Your goal: Copy, in full, each line of the material that holds the word "such".

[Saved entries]
★ ★ ★ ★

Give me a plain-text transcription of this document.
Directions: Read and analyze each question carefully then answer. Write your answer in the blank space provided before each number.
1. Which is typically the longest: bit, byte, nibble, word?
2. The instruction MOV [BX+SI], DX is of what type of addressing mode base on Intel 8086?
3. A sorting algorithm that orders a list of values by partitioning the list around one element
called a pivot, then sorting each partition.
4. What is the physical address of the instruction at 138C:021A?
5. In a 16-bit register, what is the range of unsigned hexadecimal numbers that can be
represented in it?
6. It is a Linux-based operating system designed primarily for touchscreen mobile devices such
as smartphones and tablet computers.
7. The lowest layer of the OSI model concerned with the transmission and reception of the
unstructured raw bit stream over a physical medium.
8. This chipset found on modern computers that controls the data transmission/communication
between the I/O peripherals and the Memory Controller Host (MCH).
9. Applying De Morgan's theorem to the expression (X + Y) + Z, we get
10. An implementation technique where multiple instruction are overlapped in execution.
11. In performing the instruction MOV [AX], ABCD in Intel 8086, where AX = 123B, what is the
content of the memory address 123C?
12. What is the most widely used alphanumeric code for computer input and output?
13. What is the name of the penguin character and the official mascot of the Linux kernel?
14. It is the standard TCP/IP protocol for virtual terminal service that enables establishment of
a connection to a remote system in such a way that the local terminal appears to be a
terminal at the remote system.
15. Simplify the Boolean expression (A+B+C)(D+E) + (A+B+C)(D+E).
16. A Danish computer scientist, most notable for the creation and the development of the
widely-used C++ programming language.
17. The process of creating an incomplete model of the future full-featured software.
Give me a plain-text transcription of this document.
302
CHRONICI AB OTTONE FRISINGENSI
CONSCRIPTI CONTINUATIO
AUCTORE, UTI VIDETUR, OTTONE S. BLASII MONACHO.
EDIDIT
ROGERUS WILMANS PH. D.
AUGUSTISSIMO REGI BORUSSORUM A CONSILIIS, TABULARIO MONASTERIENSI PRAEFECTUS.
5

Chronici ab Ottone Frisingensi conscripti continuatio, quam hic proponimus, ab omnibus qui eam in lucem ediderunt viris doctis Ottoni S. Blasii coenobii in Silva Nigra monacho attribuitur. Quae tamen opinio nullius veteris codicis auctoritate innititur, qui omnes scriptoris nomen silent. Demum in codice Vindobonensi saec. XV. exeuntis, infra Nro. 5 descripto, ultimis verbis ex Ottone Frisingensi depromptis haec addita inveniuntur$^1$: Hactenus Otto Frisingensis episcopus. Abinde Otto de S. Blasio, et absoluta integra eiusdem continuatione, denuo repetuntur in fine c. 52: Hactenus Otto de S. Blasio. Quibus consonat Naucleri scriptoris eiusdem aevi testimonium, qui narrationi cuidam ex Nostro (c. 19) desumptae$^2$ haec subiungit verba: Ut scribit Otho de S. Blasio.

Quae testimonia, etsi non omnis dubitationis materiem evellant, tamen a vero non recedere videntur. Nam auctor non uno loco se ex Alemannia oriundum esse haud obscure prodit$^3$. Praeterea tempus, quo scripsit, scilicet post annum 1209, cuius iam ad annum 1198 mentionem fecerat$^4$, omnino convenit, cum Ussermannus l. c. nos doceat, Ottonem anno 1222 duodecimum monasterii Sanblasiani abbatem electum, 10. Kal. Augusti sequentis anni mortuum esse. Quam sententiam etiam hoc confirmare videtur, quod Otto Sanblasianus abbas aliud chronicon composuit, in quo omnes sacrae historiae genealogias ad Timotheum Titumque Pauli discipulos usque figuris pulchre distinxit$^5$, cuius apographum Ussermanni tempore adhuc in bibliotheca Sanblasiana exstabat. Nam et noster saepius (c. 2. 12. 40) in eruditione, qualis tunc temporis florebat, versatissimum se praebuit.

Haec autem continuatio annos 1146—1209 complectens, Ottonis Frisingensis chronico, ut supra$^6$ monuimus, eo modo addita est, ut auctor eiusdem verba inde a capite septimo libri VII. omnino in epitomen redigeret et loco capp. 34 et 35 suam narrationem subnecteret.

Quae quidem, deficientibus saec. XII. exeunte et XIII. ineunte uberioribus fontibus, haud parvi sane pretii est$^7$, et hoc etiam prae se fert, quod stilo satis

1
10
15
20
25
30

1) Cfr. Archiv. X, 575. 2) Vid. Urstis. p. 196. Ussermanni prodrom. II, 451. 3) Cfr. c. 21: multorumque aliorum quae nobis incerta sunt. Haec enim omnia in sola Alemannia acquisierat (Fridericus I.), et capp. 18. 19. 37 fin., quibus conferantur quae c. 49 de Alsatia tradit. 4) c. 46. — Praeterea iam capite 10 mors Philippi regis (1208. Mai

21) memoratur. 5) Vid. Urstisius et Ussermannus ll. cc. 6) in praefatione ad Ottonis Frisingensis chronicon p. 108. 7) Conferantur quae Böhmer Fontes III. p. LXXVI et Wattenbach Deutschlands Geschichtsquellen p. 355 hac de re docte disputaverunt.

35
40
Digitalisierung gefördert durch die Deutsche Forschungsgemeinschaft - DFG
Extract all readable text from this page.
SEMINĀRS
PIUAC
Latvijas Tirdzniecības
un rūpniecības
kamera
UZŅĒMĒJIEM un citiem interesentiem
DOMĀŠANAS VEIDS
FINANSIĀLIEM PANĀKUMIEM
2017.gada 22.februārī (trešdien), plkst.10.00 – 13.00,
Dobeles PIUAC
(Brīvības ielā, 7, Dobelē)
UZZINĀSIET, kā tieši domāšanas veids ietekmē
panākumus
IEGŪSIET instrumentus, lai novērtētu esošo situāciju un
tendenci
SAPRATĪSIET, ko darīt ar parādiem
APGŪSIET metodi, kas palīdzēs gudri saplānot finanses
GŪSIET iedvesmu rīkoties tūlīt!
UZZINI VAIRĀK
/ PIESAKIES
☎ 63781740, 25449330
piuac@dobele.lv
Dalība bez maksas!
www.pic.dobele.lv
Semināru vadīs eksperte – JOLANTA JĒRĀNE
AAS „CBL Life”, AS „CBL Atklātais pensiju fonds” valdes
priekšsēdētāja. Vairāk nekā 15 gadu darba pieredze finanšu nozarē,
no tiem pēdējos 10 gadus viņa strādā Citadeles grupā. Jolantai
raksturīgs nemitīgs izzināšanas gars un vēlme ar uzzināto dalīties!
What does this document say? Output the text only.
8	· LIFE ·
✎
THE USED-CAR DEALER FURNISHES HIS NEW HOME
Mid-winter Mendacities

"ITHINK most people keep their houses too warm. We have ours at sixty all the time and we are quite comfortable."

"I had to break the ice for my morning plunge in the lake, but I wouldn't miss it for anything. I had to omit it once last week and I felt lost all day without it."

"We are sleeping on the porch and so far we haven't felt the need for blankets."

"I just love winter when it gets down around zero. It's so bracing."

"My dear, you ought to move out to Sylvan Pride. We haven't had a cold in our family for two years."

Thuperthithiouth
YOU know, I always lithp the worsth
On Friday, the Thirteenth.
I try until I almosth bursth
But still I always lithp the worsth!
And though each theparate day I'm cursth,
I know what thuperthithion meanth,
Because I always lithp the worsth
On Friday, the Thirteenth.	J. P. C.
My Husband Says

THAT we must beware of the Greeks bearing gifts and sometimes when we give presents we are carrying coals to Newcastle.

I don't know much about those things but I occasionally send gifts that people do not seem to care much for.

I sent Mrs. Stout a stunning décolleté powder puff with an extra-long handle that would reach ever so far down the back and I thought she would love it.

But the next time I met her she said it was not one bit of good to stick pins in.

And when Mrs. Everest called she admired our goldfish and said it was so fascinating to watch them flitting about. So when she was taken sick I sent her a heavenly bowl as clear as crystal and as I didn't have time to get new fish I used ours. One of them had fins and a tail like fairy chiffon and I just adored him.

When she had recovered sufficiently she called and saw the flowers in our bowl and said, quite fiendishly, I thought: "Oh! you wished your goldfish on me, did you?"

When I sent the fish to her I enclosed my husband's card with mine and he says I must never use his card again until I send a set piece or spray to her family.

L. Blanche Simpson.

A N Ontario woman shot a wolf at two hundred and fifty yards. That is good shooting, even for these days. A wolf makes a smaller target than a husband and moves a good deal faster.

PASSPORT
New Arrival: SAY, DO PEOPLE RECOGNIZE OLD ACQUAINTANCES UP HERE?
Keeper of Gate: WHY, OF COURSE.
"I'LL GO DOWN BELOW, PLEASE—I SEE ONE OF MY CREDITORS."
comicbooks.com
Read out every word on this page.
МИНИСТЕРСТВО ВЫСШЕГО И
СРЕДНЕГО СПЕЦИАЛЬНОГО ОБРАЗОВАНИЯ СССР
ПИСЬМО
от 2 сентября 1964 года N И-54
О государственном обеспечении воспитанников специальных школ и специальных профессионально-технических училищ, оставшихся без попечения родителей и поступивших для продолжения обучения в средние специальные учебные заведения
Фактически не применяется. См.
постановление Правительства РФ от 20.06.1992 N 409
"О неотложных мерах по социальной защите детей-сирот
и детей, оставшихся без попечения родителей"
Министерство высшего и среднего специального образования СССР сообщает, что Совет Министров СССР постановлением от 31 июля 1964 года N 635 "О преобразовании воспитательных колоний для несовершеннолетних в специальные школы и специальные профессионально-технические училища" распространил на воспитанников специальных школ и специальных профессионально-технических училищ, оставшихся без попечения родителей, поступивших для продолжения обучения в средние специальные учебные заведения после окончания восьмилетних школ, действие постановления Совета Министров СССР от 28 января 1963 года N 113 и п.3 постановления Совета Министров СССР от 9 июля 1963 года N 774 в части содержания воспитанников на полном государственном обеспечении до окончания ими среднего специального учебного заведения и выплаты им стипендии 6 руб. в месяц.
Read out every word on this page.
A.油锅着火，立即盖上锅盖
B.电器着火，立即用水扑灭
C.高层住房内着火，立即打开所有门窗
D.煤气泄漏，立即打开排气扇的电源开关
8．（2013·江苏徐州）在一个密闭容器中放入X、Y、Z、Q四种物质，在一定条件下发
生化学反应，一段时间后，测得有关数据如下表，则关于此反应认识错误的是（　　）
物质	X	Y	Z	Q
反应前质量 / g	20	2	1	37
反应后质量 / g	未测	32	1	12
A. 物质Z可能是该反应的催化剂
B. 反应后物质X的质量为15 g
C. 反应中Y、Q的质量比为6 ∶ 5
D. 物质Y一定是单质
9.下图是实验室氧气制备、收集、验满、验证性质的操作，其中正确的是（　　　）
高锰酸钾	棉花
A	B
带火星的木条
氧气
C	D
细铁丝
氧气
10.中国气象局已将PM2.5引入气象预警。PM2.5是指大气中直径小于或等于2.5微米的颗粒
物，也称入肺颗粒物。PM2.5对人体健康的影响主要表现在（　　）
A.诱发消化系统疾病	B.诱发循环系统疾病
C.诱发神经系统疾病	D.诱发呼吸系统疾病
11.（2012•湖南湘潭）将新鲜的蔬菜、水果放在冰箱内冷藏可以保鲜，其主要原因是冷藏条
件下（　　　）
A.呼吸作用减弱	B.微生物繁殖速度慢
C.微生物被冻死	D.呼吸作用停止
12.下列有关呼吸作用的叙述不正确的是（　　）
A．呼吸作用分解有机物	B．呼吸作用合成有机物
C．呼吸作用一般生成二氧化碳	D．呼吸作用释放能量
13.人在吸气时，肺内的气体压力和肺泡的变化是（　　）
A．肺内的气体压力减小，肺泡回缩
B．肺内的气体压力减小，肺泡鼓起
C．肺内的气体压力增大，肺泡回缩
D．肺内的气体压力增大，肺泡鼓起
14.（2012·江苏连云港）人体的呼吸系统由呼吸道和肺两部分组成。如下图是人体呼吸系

★ ★ ★ ★

Correct output:
6. It is a Linux-based operating system designed primarily for touchscreen mobile devices such
a connection to a remote system in such a way that the local terminal appears to be a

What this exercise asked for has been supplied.